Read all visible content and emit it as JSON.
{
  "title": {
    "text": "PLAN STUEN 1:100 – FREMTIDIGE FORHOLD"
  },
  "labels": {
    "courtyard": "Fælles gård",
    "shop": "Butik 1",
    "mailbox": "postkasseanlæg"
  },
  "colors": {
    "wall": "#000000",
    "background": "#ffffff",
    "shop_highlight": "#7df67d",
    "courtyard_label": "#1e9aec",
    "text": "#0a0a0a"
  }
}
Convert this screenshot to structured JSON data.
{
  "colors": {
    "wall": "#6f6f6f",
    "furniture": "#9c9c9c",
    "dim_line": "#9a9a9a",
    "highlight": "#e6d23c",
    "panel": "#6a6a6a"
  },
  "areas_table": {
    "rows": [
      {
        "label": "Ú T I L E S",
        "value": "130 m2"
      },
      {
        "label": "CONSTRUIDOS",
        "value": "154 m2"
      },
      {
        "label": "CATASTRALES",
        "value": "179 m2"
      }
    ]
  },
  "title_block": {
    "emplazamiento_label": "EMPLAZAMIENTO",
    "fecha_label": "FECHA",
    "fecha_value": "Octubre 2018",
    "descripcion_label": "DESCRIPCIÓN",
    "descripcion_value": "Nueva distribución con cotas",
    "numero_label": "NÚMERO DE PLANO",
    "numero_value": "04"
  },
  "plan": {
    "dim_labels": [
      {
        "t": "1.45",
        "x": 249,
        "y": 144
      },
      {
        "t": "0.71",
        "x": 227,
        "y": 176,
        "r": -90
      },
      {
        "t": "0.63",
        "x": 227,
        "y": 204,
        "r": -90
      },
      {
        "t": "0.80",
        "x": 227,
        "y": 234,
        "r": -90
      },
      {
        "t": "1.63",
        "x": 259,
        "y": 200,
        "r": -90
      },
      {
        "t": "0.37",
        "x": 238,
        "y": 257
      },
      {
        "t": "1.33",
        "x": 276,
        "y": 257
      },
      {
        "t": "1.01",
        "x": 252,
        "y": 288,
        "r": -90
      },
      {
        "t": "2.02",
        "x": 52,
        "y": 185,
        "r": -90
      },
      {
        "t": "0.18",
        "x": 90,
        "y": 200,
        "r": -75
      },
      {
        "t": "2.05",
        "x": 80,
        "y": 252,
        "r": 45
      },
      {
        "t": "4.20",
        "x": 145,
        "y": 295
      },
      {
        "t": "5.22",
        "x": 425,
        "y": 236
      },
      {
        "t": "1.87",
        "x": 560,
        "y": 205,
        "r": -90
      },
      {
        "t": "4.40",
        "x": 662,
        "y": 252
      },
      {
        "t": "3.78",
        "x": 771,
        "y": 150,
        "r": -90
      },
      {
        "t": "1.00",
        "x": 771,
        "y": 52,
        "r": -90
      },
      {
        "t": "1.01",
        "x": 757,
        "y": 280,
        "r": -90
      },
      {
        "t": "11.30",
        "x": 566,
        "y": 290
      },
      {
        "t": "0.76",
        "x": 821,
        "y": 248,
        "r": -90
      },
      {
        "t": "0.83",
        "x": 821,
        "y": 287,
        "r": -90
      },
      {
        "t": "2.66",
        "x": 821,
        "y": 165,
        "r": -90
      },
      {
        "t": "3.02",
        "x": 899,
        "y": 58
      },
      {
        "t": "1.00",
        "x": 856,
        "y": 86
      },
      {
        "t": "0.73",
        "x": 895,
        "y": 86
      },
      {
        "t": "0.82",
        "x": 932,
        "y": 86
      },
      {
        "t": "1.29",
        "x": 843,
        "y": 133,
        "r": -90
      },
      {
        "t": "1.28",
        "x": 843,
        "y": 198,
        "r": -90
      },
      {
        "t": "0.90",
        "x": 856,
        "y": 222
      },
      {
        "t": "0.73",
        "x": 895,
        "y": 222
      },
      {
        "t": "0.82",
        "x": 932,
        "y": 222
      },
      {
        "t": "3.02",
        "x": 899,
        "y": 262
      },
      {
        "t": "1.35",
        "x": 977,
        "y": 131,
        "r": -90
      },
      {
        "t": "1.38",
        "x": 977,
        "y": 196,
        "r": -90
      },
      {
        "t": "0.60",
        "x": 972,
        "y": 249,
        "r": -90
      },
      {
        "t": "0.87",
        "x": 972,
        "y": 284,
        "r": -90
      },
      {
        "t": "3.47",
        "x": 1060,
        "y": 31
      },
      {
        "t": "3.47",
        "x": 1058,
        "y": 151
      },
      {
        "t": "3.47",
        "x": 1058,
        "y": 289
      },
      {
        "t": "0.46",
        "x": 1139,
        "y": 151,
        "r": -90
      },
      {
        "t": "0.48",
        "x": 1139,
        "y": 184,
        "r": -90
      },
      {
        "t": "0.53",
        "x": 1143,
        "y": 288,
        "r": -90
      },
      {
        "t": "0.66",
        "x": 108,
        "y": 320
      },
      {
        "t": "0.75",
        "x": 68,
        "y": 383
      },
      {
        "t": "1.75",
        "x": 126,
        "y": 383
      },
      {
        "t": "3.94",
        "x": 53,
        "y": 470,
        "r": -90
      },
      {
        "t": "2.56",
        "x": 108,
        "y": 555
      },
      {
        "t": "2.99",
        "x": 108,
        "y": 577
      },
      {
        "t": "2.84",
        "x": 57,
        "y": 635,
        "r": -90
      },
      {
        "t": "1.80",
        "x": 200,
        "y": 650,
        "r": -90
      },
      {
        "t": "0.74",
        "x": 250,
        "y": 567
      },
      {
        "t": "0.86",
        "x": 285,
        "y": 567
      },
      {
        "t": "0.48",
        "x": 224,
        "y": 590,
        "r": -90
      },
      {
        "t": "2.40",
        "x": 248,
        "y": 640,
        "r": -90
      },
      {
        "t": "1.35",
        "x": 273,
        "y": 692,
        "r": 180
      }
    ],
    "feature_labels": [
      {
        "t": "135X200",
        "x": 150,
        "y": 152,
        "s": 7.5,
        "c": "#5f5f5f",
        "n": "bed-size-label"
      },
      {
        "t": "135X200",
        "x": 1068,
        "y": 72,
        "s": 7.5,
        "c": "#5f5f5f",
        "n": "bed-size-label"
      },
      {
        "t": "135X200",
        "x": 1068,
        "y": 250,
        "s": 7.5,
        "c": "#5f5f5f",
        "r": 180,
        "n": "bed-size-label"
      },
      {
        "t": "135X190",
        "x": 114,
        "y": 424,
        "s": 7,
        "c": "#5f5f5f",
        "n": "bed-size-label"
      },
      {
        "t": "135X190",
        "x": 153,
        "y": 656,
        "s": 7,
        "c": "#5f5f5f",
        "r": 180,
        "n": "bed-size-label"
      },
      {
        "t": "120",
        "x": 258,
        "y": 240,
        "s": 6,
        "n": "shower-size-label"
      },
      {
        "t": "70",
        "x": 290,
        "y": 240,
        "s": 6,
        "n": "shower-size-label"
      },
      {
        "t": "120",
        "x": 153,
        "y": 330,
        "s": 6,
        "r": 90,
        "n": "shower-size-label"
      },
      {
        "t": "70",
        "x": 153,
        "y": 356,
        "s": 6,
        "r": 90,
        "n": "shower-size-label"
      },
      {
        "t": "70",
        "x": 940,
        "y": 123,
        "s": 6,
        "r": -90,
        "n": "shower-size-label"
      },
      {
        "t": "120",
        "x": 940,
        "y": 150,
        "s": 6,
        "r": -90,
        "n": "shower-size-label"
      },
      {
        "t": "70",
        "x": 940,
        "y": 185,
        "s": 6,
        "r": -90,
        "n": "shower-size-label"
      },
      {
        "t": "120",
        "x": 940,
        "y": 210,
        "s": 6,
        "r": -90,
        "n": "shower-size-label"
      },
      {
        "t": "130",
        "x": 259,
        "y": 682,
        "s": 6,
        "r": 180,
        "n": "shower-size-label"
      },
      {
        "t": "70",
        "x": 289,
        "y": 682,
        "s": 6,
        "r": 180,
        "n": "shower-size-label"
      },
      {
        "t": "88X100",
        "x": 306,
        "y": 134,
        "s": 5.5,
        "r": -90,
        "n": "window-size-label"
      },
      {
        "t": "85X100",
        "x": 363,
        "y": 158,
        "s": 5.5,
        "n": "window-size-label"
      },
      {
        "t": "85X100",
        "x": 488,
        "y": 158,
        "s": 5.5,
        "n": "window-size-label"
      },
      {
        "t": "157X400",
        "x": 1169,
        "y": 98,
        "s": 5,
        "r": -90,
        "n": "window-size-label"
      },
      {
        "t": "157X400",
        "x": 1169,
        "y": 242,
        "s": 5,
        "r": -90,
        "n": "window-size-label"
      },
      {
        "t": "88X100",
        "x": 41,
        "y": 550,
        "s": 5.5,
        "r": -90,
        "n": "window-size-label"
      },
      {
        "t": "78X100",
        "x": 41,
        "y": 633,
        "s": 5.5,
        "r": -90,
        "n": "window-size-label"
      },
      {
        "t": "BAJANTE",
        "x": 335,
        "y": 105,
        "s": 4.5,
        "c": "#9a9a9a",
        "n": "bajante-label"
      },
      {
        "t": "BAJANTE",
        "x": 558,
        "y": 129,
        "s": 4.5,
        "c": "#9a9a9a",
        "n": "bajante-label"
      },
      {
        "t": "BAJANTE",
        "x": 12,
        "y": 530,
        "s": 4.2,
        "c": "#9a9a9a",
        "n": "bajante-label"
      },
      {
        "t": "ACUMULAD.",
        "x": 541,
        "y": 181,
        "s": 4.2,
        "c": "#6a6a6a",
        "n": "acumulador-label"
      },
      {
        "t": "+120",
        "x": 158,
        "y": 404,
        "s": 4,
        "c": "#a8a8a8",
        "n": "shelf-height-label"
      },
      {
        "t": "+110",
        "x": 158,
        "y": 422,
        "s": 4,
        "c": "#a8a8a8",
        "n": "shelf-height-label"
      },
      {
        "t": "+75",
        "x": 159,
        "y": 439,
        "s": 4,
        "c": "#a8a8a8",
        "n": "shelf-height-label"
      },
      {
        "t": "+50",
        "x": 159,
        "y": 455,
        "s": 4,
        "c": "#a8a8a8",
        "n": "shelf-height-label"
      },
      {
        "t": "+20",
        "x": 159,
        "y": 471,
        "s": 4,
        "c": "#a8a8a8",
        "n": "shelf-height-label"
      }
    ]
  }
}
■ ■ ■ ■ ■
SHORT EXERCISE: Scan the material above. Copy each line that holds the word "text".

THE ANSWER:
    "text": "PLAN STUEN 1:100 – FREMTIDIGE FORHOLD"
    "text": "#0a0a0a"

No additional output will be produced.